Which lines hold the word "data"? Show each of them.
____ Extracted material
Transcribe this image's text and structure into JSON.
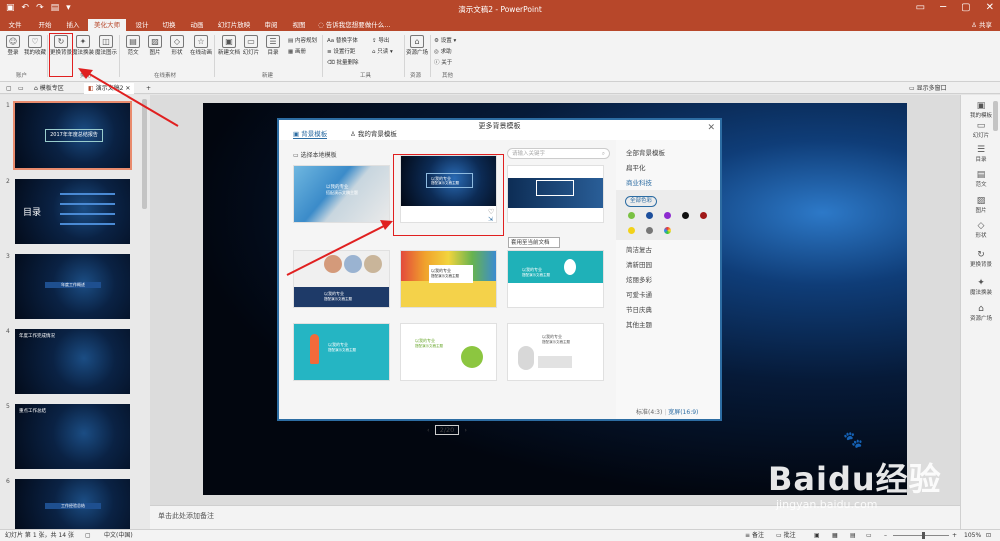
{
  "app": {
    "title": "演示文稿2 - PowerPoint",
    "share": "共享",
    "tell_me": "告诉我您想要做什么..."
  },
  "tabs": [
    "文件",
    "开始",
    "插入",
    "美化大师",
    "设计",
    "切换",
    "动画",
    "幻灯片放映",
    "审阅",
    "视图"
  ],
  "ribbon": {
    "account": {
      "login": "登录",
      "my_collection": "我的收藏",
      "group": "账户"
    },
    "beautify": {
      "change_bg": "更换背景",
      "magic_change": "魔法换装",
      "magic_show": "魔法图示",
      "group": "美化"
    },
    "online": {
      "fanwen": "范文",
      "image": "图片",
      "shape": "形状",
      "online_anim": "在线动画",
      "group": "在线素材"
    },
    "new": {
      "new_doc": "新建文档",
      "slide": "幻灯片",
      "toc": "目录",
      "content_plan": "内容规划",
      "album": "画册",
      "group": "新建"
    },
    "tools": {
      "replace_font": "替换字体",
      "set_line": "设置行距",
      "batch_delete": "批量删除",
      "export": "导出",
      "only": "只读",
      "group": "工具"
    },
    "resource": {
      "plaza": "资源广场",
      "group": "资源"
    },
    "other": {
      "settings": "设置",
      "help": "求助",
      "about": "关于",
      "group": "其他"
    }
  },
  "doc_tabs": {
    "home": "模板专区",
    "doc": "演示文稿2",
    "show_more": "显示多窗口"
  },
  "slides": [
    {
      "num": "1",
      "title": "2017年年度总结报告"
    },
    {
      "num": "2",
      "title": "目录"
    },
    {
      "num": "3",
      "title": "年度工作概述"
    },
    {
      "num": "4",
      "title": "年度工作完成情况"
    },
    {
      "num": "5",
      "title": "重点工作总结"
    },
    {
      "num": "6",
      "title": "工作经验总结"
    }
  ],
  "dialog": {
    "title": "更多背景模板",
    "tab_bg": "背景模板",
    "tab_mine": "我的背景模板",
    "local": "选择本地模板",
    "search_placeholder": "请输入关键字",
    "apply_tip": "套用至当前文档",
    "page": "2/20",
    "ratio_std": "标准(4:3)",
    "ratio_wide": "宽屏(16:9)",
    "categories": [
      "全部背景模板",
      "扁平化",
      "商业科技"
    ],
    "color_label": "全部色彩",
    "styles": [
      "简洁复古",
      "清新田园",
      "炫丽多彩",
      "可爱卡通",
      "节日庆典",
      "其他主题"
    ],
    "templates": [
      {
        "title": "以我的专业",
        "subtitle": "搭配演示文稿主题"
      },
      {
        "title": "以我的专业",
        "subtitle": "搭配演示文稿主题"
      },
      {
        "title": "",
        "subtitle": ""
      },
      {
        "title": "以我的专业",
        "subtitle": "搭配演示文稿主题"
      },
      {
        "title": "以我的专业",
        "subtitle": "搭配演示文稿主题"
      },
      {
        "title": "以我的专业",
        "subtitle": "搭配演示文稿主题"
      },
      {
        "title": "以我的专业",
        "subtitle": "搭配演示文稿主题"
      },
      {
        "title": "以我的专业",
        "subtitle": "搭配演示文稿主题"
      },
      {
        "title": "以我的专业",
        "subtitle": "搭配演示文稿主题"
      }
    ]
  },
  "right_panel": [
    "我的模板",
    "幻灯片",
    "目录",
    "范文",
    "图片",
    "形状",
    "更换背景",
    "魔法换装",
    "资源广场"
  ],
  "notes_placeholder": "单击此处添加备注",
  "status": {
    "slide_info": "幻灯片 第 1 张，共 14 张",
    "lang": "中文(中国)",
    "notes": "备注",
    "comments": "批注",
    "zoom": "105%"
  },
  "watermark": {
    "brand": "Baidu经验",
    "url": "jingyan.baidu.com"
  },
  "colors": {
    "accent": "#b7472a",
    "highlight": "#e02020",
    "dialog": "#2d6da3"
  }
}
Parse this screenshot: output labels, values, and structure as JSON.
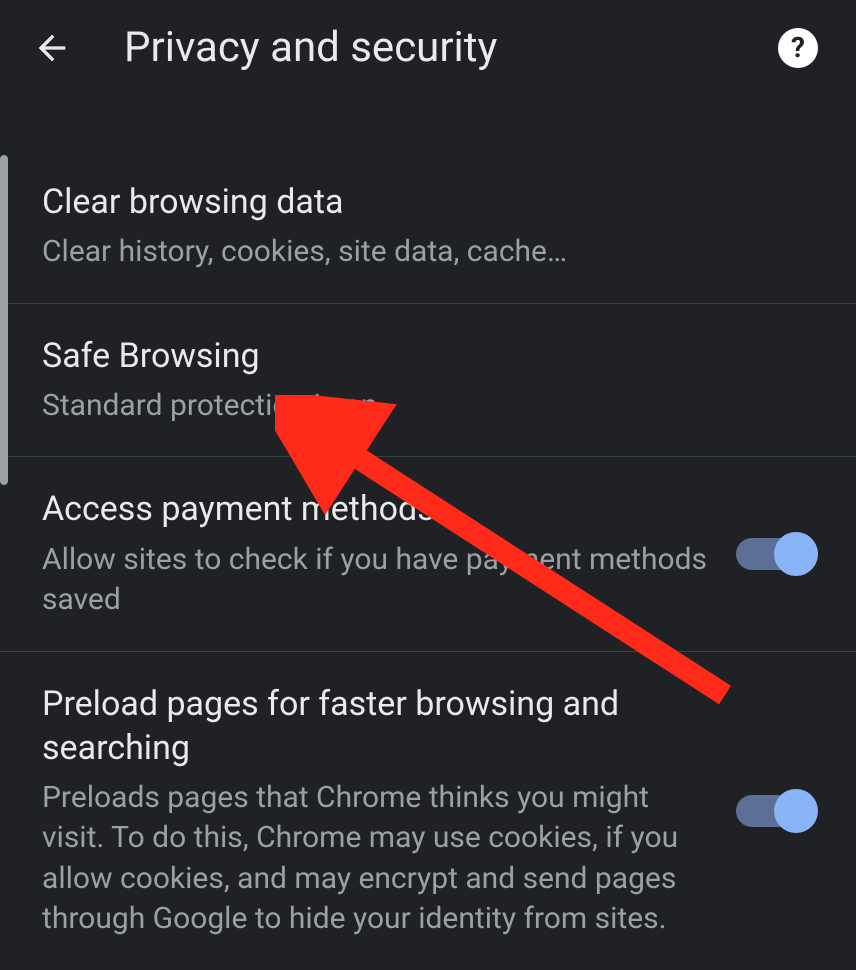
{
  "header": {
    "title": "Privacy and security"
  },
  "items": [
    {
      "title": "Clear browsing data",
      "subtitle": "Clear history, cookies, site data, cache…"
    },
    {
      "title": "Safe Browsing",
      "subtitle": "Standard protection is on"
    },
    {
      "title": "Access payment methods",
      "subtitle": "Allow sites to check if you have payment methods saved"
    },
    {
      "title": "Preload pages for faster browsing and searching",
      "subtitle": "Preloads pages that Chrome thinks you might visit. To do this, Chrome may use cookies, if you allow cookies, and may encrypt and send pages through Google to hide your identity from sites."
    }
  ]
}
________
_Result for this task_
      "title": "Clear browsing data",
      "subtitle": "Clear history, cookies, site data, cache…"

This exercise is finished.